● **Task to complete**
Records follow. Copy every line with "title".

● **Data listing**
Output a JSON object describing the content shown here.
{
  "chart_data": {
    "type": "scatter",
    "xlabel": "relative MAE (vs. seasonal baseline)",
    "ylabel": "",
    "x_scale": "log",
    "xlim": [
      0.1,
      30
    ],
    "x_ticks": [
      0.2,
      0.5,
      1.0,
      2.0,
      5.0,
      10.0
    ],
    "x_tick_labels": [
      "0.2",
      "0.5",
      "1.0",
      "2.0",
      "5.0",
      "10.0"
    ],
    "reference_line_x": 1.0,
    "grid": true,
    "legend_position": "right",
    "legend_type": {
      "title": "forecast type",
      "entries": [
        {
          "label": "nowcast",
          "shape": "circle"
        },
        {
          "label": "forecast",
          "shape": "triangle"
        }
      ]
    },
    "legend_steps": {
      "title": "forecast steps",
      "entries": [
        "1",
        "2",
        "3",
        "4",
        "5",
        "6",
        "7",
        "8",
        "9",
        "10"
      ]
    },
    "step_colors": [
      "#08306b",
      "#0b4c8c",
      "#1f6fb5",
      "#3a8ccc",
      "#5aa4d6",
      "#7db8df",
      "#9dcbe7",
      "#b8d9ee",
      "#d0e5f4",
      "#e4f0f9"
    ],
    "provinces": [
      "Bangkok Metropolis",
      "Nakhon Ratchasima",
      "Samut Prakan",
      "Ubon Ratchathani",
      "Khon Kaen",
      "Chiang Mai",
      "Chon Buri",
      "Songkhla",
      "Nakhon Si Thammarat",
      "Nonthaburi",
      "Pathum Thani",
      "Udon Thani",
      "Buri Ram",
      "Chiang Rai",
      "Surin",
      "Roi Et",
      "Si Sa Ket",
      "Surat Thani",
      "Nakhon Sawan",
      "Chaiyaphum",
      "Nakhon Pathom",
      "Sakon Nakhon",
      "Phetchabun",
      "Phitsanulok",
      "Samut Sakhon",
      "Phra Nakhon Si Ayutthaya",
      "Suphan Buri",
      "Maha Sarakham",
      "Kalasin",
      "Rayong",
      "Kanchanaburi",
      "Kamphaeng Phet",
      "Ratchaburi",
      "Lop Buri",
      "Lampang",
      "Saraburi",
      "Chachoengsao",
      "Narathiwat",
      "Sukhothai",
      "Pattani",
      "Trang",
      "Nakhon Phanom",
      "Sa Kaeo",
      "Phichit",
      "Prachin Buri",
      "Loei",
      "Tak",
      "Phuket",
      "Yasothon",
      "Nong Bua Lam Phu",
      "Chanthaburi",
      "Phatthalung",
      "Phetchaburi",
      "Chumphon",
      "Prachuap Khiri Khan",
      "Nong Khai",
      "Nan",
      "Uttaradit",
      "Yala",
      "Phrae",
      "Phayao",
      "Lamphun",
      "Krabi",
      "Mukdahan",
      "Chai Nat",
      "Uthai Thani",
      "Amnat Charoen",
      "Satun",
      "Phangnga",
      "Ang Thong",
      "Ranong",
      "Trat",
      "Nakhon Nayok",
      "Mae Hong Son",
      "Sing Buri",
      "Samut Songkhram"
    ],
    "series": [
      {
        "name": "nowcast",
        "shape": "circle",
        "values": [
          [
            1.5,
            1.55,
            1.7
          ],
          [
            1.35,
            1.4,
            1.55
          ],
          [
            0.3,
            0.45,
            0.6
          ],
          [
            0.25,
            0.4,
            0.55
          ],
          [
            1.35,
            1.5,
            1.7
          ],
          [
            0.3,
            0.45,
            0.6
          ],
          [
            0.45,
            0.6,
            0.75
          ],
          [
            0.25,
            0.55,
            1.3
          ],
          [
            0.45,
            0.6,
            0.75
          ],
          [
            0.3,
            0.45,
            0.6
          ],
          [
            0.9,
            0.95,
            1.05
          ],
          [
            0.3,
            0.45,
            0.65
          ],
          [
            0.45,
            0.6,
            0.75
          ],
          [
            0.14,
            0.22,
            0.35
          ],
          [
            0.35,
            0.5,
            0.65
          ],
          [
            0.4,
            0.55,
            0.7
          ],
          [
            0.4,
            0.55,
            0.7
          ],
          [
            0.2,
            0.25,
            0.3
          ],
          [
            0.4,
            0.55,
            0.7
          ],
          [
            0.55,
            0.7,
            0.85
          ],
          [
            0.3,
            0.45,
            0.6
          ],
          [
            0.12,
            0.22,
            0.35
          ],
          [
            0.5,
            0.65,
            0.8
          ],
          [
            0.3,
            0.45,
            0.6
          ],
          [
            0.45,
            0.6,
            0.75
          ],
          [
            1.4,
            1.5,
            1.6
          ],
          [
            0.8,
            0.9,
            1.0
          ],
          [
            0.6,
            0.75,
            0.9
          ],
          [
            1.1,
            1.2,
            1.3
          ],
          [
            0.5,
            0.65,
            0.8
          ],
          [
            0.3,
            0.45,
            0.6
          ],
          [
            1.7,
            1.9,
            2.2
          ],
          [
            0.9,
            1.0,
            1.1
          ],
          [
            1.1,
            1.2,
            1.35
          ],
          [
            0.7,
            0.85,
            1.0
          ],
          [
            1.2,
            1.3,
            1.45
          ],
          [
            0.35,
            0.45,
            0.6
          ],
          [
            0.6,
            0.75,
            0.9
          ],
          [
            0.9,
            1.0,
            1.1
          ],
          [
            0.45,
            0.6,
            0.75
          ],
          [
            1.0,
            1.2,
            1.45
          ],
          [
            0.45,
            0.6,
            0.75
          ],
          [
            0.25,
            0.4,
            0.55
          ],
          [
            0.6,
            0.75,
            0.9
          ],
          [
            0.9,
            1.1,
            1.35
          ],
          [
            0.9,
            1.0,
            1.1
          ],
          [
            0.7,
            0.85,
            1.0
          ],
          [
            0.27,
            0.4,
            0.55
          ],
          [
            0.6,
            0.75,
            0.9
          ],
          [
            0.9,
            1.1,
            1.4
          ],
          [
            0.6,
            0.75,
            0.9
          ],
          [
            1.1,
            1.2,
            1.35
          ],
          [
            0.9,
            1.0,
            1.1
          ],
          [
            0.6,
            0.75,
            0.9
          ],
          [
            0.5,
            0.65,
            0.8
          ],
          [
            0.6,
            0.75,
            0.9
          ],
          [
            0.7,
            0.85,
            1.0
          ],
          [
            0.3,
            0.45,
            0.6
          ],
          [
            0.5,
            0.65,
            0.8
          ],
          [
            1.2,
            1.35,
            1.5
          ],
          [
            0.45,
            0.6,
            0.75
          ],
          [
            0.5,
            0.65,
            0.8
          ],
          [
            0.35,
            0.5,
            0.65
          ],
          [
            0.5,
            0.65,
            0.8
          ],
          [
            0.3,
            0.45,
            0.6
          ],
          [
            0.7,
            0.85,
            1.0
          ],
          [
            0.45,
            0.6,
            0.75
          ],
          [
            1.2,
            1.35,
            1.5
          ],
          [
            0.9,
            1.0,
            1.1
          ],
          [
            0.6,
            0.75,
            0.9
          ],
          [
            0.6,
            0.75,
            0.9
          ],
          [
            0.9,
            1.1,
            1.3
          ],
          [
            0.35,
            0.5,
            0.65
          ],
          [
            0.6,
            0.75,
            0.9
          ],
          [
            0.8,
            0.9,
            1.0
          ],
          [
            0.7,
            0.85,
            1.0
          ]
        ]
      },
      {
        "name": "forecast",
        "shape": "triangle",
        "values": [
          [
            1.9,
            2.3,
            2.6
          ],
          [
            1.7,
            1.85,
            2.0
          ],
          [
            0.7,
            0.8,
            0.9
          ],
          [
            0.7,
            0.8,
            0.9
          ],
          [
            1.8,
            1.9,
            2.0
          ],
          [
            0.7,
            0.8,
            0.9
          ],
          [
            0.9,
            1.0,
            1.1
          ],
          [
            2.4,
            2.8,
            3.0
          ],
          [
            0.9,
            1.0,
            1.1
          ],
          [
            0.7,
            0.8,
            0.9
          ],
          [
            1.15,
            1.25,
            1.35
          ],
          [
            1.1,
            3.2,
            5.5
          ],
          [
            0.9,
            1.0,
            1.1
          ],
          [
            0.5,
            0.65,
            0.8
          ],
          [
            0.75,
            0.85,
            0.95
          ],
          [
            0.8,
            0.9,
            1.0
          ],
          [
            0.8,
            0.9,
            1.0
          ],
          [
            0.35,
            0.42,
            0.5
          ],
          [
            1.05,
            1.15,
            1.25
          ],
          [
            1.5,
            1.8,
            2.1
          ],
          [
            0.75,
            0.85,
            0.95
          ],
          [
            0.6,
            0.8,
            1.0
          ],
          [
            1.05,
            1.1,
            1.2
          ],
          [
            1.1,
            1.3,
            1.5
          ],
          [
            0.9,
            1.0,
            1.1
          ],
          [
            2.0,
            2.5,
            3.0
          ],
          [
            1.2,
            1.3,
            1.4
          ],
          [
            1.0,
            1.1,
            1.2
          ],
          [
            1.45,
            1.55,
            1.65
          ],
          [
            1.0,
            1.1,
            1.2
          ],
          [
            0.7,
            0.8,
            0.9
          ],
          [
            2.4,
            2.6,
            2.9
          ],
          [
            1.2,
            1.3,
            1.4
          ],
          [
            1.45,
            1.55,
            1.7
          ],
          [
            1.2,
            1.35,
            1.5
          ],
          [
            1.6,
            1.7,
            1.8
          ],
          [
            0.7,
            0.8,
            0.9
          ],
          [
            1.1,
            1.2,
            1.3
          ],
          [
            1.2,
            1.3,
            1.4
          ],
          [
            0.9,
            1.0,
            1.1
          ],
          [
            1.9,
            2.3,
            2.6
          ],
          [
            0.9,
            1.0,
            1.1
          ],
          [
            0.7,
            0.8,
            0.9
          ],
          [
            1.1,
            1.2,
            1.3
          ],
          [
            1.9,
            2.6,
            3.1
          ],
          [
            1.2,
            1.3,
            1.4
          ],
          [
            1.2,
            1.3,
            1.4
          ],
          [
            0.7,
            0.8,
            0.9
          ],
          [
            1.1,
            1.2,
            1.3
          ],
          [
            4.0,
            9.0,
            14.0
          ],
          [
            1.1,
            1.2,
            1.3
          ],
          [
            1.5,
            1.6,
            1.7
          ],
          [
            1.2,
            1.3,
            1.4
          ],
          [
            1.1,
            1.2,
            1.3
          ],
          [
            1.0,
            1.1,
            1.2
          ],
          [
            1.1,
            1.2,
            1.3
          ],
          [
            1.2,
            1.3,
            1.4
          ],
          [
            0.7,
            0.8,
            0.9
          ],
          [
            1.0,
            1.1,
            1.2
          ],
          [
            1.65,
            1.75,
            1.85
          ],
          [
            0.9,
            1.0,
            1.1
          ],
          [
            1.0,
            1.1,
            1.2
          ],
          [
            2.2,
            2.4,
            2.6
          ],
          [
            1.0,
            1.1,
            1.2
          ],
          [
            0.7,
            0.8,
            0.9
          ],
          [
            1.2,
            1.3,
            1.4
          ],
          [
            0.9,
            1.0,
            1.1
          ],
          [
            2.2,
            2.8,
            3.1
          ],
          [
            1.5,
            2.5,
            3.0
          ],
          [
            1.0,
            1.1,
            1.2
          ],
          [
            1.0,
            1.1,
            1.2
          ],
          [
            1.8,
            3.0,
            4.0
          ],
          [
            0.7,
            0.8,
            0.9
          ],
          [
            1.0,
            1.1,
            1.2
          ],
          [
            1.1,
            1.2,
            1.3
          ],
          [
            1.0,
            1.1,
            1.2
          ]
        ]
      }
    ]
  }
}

● **Full output**
      "title": "forecast type",
      "title": "forecast steps",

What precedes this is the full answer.